# [AIM OF THE EXERCISE]
Report every line of the records that contains the word "shown".

──────────

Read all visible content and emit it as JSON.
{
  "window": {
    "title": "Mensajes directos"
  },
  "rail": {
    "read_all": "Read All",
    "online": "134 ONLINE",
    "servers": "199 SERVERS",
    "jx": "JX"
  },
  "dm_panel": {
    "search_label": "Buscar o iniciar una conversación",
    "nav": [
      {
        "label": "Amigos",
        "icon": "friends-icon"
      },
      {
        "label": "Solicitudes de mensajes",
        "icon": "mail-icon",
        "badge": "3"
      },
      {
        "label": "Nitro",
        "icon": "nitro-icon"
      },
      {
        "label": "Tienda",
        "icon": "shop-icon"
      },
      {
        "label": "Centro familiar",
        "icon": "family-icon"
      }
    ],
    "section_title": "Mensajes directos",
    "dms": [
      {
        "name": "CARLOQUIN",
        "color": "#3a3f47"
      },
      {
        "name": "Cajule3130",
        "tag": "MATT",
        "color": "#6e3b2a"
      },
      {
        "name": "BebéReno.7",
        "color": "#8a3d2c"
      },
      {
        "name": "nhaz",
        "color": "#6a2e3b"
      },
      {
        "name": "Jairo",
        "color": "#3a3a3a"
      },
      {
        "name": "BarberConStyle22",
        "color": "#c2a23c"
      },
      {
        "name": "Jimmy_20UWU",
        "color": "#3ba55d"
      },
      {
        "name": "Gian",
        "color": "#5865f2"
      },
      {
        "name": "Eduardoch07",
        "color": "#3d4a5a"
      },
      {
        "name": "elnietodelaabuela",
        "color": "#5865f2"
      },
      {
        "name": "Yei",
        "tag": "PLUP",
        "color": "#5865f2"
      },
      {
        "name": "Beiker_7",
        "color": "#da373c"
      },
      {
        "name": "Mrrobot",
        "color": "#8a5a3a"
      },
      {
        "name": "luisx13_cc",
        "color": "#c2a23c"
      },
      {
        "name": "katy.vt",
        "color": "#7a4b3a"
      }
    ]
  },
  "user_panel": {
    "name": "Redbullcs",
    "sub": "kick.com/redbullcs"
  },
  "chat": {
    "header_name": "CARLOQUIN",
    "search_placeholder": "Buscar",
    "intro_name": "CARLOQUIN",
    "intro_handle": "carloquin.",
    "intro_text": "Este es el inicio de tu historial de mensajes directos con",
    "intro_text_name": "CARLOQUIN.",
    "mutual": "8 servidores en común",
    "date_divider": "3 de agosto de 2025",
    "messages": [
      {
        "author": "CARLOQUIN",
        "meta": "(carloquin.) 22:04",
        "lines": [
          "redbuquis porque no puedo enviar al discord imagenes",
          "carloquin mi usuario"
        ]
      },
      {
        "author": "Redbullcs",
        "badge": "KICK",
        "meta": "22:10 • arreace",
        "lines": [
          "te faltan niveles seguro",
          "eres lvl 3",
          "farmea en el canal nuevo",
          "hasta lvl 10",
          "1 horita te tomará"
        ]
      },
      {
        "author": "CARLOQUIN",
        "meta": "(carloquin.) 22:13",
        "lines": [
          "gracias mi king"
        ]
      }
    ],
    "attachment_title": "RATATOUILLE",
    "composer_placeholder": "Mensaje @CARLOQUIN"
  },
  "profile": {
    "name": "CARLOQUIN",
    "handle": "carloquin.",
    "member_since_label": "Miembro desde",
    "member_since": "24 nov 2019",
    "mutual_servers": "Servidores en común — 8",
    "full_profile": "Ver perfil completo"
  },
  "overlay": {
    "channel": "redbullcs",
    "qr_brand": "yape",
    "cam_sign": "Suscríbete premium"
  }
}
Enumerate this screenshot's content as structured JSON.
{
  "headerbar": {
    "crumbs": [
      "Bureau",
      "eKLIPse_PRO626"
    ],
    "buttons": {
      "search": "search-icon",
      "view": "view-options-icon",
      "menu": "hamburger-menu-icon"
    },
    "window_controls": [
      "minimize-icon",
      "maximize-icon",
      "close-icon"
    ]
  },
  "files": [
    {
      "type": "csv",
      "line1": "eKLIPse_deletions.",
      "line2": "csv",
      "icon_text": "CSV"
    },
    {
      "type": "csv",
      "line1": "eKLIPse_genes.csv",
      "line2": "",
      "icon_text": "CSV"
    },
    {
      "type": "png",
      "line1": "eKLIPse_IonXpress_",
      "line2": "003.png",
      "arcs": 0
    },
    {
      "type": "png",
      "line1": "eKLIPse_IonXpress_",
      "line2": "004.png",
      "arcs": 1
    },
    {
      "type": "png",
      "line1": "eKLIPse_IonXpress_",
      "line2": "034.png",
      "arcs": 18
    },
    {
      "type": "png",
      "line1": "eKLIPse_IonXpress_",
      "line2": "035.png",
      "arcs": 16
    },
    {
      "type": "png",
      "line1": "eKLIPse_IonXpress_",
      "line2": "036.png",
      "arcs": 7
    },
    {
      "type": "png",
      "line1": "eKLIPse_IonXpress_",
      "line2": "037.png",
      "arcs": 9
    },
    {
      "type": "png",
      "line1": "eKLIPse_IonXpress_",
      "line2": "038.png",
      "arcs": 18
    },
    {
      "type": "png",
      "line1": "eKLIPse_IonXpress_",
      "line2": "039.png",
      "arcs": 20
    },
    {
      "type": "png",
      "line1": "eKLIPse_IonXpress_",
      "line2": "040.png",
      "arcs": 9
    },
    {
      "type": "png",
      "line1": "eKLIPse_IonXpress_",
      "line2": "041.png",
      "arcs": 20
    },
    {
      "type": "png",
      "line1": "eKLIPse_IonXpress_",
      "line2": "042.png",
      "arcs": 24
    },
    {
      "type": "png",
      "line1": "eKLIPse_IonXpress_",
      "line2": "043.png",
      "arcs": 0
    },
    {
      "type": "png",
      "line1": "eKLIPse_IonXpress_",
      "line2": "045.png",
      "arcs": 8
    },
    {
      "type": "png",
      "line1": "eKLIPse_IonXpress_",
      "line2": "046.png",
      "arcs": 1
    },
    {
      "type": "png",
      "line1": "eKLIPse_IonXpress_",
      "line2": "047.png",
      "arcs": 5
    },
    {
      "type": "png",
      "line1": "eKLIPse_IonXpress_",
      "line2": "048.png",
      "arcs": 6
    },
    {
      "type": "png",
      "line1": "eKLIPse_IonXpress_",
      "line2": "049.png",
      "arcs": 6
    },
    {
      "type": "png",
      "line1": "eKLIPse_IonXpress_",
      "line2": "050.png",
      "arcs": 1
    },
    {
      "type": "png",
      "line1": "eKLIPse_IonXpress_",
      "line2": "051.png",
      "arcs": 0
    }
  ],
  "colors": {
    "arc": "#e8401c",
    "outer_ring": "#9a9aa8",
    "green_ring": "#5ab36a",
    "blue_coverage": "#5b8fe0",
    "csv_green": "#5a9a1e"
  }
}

──────────

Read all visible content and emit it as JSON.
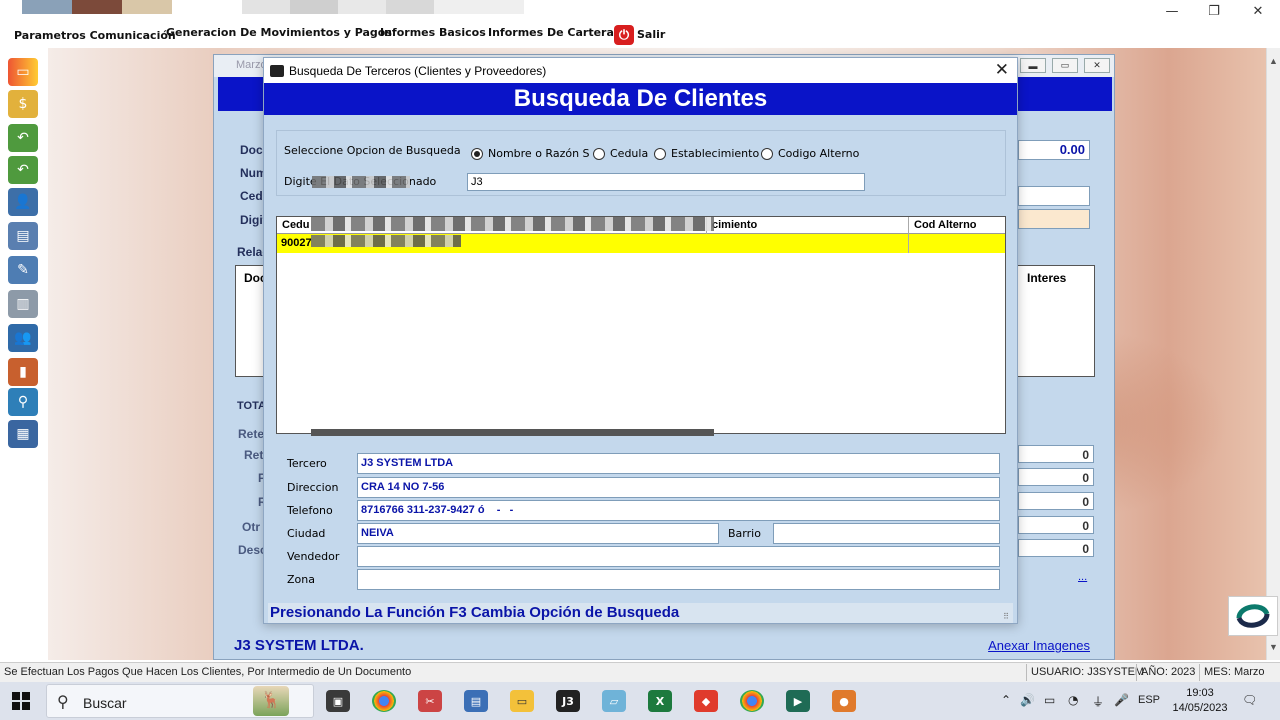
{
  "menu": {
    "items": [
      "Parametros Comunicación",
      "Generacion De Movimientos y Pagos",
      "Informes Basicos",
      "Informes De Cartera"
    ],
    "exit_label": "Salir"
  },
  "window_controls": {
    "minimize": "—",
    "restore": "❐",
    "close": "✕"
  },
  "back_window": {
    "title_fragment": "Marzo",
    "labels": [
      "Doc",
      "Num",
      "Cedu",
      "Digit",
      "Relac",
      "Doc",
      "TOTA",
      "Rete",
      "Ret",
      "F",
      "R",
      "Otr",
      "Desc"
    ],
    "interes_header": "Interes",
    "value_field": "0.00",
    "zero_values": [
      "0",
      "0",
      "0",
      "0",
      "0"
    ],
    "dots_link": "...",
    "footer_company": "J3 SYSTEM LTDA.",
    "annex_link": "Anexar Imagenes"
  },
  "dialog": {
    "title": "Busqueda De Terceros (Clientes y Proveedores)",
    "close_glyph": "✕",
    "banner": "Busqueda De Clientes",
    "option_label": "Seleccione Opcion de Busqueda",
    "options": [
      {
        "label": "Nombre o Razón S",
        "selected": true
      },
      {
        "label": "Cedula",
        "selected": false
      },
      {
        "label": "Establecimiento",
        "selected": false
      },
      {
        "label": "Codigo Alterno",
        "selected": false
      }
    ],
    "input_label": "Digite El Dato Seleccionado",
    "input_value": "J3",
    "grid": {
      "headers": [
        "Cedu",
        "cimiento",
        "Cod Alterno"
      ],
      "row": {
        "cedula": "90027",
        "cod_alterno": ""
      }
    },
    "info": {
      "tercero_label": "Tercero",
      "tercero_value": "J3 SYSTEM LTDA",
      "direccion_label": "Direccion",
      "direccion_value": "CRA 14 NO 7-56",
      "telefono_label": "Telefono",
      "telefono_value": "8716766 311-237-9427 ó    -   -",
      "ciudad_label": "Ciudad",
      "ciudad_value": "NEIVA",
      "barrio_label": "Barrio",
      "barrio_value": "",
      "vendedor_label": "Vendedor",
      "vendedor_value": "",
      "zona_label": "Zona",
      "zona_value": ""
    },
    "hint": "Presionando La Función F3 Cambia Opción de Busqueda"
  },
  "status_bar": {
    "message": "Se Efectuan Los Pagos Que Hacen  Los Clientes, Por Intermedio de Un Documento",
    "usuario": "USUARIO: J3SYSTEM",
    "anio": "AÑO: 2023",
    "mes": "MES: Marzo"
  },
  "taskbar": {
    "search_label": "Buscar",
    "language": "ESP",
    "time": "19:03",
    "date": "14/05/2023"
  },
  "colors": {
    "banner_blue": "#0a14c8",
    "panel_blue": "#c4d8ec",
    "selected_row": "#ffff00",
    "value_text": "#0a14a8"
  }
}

──────────

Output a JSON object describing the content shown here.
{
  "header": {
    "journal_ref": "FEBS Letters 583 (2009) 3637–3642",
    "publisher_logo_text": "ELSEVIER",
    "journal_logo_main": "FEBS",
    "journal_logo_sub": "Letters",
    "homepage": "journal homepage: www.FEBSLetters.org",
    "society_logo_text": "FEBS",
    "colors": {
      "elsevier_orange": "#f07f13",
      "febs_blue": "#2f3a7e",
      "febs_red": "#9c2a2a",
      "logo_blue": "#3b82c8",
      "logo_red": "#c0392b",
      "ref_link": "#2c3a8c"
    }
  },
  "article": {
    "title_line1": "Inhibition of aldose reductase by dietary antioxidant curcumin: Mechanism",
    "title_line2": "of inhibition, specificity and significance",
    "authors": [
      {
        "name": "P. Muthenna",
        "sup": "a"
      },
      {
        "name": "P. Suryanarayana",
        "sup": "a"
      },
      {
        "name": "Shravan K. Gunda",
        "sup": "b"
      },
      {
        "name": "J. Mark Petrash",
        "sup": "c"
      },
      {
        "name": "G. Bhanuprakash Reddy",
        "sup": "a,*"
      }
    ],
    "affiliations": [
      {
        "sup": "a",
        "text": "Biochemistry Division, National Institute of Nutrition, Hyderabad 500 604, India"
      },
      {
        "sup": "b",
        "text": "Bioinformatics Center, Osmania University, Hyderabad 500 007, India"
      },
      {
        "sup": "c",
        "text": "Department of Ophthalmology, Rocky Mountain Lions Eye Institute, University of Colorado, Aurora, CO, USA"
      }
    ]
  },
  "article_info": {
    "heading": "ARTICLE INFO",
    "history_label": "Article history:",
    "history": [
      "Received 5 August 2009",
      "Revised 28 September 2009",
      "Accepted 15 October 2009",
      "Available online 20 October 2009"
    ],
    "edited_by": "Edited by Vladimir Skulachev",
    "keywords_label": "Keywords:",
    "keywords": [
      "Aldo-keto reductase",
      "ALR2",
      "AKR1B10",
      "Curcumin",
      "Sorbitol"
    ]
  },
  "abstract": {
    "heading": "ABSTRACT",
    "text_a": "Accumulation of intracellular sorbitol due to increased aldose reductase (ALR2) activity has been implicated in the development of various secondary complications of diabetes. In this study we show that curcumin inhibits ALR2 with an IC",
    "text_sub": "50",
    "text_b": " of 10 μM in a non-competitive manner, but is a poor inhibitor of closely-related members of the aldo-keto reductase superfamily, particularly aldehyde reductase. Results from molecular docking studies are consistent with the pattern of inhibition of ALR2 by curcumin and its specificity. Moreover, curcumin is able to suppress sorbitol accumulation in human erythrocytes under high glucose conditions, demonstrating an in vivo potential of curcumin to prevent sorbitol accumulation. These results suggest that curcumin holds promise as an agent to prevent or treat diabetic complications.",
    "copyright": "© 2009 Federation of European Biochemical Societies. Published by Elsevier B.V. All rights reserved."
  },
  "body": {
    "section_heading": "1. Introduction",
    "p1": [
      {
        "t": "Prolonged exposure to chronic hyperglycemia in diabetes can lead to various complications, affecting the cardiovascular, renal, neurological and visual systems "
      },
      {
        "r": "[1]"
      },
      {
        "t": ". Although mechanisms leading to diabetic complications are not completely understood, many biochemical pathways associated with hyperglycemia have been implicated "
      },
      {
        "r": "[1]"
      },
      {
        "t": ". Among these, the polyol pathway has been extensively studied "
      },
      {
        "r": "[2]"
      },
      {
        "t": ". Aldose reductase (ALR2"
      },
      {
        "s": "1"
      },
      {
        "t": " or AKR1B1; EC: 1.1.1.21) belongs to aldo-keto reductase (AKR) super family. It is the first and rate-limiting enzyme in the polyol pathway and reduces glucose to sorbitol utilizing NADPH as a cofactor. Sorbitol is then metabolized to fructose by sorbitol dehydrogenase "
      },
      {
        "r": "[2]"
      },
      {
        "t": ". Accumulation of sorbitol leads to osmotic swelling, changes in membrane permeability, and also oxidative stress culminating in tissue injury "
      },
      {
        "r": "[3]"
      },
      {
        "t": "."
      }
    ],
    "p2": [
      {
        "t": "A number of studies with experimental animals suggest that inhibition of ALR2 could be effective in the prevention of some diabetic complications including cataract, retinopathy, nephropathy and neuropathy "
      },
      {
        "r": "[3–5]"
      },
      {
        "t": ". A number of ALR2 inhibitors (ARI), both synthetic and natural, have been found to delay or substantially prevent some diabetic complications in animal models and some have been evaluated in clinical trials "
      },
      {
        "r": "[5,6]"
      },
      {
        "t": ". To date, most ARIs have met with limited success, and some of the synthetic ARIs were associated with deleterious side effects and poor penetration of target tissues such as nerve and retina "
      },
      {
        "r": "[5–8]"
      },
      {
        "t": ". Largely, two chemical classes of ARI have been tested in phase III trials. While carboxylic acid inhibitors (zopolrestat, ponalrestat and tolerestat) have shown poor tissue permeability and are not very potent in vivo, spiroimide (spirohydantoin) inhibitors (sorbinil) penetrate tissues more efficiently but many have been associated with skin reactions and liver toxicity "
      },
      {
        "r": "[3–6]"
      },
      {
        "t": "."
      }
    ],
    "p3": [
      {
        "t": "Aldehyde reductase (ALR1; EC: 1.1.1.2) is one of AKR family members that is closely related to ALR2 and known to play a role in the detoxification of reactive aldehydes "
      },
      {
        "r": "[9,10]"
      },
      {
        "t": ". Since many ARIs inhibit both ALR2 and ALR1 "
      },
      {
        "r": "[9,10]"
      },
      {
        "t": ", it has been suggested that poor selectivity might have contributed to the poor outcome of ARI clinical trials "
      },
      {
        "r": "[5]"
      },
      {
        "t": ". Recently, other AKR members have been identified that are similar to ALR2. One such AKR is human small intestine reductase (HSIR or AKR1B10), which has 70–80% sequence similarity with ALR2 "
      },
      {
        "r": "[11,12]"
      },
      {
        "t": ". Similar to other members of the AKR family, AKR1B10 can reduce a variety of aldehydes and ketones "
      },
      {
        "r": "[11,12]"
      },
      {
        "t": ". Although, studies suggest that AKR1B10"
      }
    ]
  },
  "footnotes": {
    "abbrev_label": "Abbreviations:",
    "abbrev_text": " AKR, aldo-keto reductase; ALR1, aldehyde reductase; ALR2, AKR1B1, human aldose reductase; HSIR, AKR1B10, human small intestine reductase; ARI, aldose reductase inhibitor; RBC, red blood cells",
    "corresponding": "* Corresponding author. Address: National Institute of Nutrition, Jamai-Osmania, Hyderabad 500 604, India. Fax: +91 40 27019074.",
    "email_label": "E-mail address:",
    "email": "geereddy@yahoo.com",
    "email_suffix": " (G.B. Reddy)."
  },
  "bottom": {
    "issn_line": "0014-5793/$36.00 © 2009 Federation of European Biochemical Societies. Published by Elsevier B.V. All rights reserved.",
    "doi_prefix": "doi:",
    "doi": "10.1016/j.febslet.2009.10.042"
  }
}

──────────

# [RESPONSE FOR THIS EXERCISE]
Output a JSON object describing the content shown here.
        "t": ". Largely, two chemical classes of ARI have been tested in phase III trials. While carboxylic acid inhibitors (zopolrestat, ponalrestat and tolerestat) have shown poor tissue permeability and are not very potent in vivo, spiroimide (spirohydantoin) inhibitors (sorbinil) penetrate tissues more efficiently but many have been associated with skin reactions and liver toxicity "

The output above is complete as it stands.